Records provided |
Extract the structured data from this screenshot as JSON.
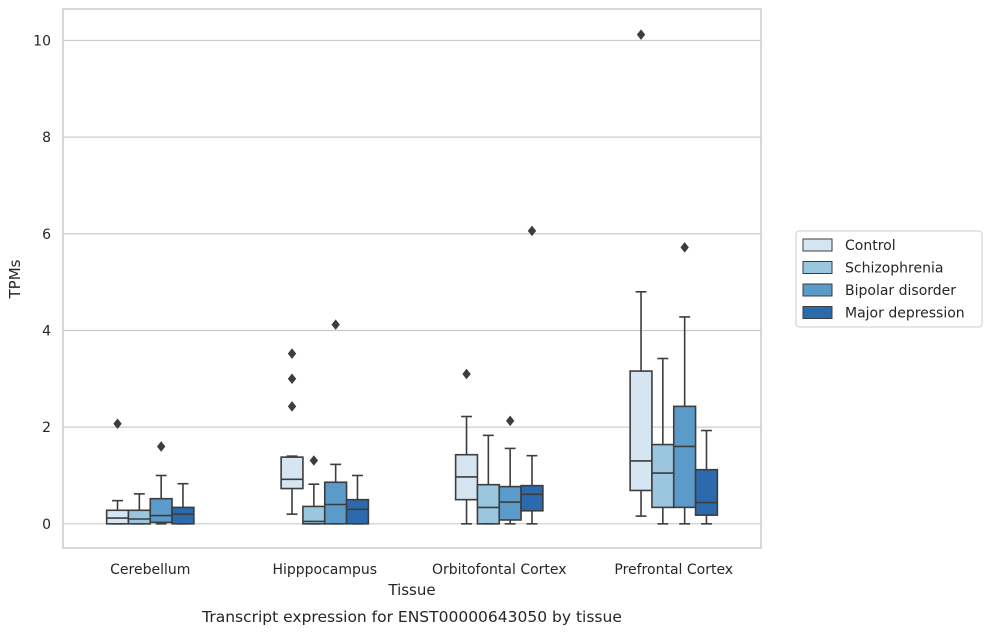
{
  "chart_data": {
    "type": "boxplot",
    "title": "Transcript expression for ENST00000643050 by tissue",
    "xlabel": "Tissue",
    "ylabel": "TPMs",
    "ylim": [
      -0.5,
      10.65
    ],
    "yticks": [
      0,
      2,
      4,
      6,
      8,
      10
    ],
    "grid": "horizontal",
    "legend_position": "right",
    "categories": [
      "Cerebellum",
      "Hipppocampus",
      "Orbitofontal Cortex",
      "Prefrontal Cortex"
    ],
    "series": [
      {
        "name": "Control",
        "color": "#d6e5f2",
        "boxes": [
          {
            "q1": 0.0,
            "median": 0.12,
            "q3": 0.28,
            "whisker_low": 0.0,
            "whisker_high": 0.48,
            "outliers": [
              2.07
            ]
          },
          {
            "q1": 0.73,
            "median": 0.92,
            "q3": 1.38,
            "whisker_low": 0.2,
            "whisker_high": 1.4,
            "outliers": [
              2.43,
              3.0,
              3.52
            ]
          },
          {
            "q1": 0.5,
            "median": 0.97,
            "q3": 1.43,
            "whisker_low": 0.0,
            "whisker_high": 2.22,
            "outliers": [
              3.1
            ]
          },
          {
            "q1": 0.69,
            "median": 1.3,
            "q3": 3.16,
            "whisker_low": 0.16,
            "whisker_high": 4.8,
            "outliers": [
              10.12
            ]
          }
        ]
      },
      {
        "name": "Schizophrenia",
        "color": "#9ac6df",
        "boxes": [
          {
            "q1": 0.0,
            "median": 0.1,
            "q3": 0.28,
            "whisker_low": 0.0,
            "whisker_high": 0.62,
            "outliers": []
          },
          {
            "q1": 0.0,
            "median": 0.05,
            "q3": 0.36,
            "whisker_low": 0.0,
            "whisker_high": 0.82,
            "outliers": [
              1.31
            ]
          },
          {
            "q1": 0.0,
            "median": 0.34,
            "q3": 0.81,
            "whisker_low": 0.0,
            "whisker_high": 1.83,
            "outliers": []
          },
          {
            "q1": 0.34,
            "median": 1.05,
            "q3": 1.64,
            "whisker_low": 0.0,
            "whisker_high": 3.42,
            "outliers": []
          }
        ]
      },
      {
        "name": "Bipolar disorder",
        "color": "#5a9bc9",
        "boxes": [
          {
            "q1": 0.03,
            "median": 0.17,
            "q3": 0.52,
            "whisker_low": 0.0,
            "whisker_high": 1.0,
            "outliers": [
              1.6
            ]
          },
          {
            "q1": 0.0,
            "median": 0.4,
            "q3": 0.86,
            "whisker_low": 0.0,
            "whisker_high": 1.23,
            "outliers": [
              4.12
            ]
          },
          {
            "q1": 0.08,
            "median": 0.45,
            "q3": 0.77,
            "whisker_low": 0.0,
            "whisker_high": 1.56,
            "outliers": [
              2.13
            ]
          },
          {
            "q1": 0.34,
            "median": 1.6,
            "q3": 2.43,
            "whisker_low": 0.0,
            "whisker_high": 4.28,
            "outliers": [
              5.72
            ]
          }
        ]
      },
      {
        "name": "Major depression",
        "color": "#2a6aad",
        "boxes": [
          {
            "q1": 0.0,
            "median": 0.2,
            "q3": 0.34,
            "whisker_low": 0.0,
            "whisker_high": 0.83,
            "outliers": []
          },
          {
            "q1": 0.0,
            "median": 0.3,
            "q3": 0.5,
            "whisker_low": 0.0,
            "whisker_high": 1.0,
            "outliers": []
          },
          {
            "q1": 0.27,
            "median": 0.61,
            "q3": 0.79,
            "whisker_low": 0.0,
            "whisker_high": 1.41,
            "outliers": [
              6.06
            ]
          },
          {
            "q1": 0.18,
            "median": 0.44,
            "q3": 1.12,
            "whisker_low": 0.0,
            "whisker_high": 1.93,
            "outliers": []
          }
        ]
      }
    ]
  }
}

Objective | Quote each record exactly as it stands, minus the pictures.

Response |
Extract the structured data from this screenshot as JSON.
{
  "chart_data": {
    "type": "boxplot",
    "title": "Transcript expression for ENST00000643050 by tissue",
    "xlabel": "Tissue",
    "ylabel": "TPMs",
    "ylim": [
      -0.5,
      10.65
    ],
    "yticks": [
      0,
      2,
      4,
      6,
      8,
      10
    ],
    "grid": "horizontal",
    "legend_position": "right",
    "categories": [
      "Cerebellum",
      "Hipppocampus",
      "Orbitofontal Cortex",
      "Prefrontal Cortex"
    ],
    "series": [
      {
        "name": "Control",
        "color": "#d6e5f2",
        "boxes": [
          {
            "q1": 0.0,
            "median": 0.12,
            "q3": 0.28,
            "whisker_low": 0.0,
            "whisker_high": 0.48,
            "outliers": [
              2.07
            ]
          },
          {
            "q1": 0.73,
            "median": 0.92,
            "q3": 1.38,
            "whisker_low": 0.2,
            "whisker_high": 1.4,
            "outliers": [
              2.43,
              3.0,
              3.52
            ]
          },
          {
            "q1": 0.5,
            "median": 0.97,
            "q3": 1.43,
            "whisker_low": 0.0,
            "whisker_high": 2.22,
            "outliers": [
              3.1
            ]
          },
          {
            "q1": 0.69,
            "median": 1.3,
            "q3": 3.16,
            "whisker_low": 0.16,
            "whisker_high": 4.8,
            "outliers": [
              10.12
            ]
          }
        ]
      },
      {
        "name": "Schizophrenia",
        "color": "#9ac6df",
        "boxes": [
          {
            "q1": 0.0,
            "median": 0.1,
            "q3": 0.28,
            "whisker_low": 0.0,
            "whisker_high": 0.62,
            "outliers": []
          },
          {
            "q1": 0.0,
            "median": 0.05,
            "q3": 0.36,
            "whisker_low": 0.0,
            "whisker_high": 0.82,
            "outliers": [
              1.31
            ]
          },
          {
            "q1": 0.0,
            "median": 0.34,
            "q3": 0.81,
            "whisker_low": 0.0,
            "whisker_high": 1.83,
            "outliers": []
          },
          {
            "q1": 0.34,
            "median": 1.05,
            "q3": 1.64,
            "whisker_low": 0.0,
            "whisker_high": 3.42,
            "outliers": []
          }
        ]
      },
      {
        "name": "Bipolar disorder",
        "color": "#5a9bc9",
        "boxes": [
          {
            "q1": 0.03,
            "median": 0.17,
            "q3": 0.52,
            "whisker_low": 0.0,
            "whisker_high": 1.0,
            "outliers": [
              1.6
            ]
          },
          {
            "q1": 0.0,
            "median": 0.4,
            "q3": 0.86,
            "whisker_low": 0.0,
            "whisker_high": 1.23,
            "outliers": [
              4.12
            ]
          },
          {
            "q1": 0.08,
            "median": 0.45,
            "q3": 0.77,
            "whisker_low": 0.0,
            "whisker_high": 1.56,
            "outliers": [
              2.13
            ]
          },
          {
            "q1": 0.34,
            "median": 1.6,
            "q3": 2.43,
            "whisker_low": 0.0,
            "whisker_high": 4.28,
            "outliers": [
              5.72
            ]
          }
        ]
      },
      {
        "name": "Major depression",
        "color": "#2a6aad",
        "boxes": [
          {
            "q1": 0.0,
            "median": 0.2,
            "q3": 0.34,
            "whisker_low": 0.0,
            "whisker_high": 0.83,
            "outliers": []
          },
          {
            "q1": 0.0,
            "median": 0.3,
            "q3": 0.5,
            "whisker_low": 0.0,
            "whisker_high": 1.0,
            "outliers": []
          },
          {
            "q1": 0.27,
            "median": 0.61,
            "q3": 0.79,
            "whisker_low": 0.0,
            "whisker_high": 1.41,
            "outliers": [
              6.06
            ]
          },
          {
            "q1": 0.18,
            "median": 0.44,
            "q3": 1.12,
            "whisker_low": 0.0,
            "whisker_high": 1.93,
            "outliers": []
          }
        ]
      }
    ]
  }
}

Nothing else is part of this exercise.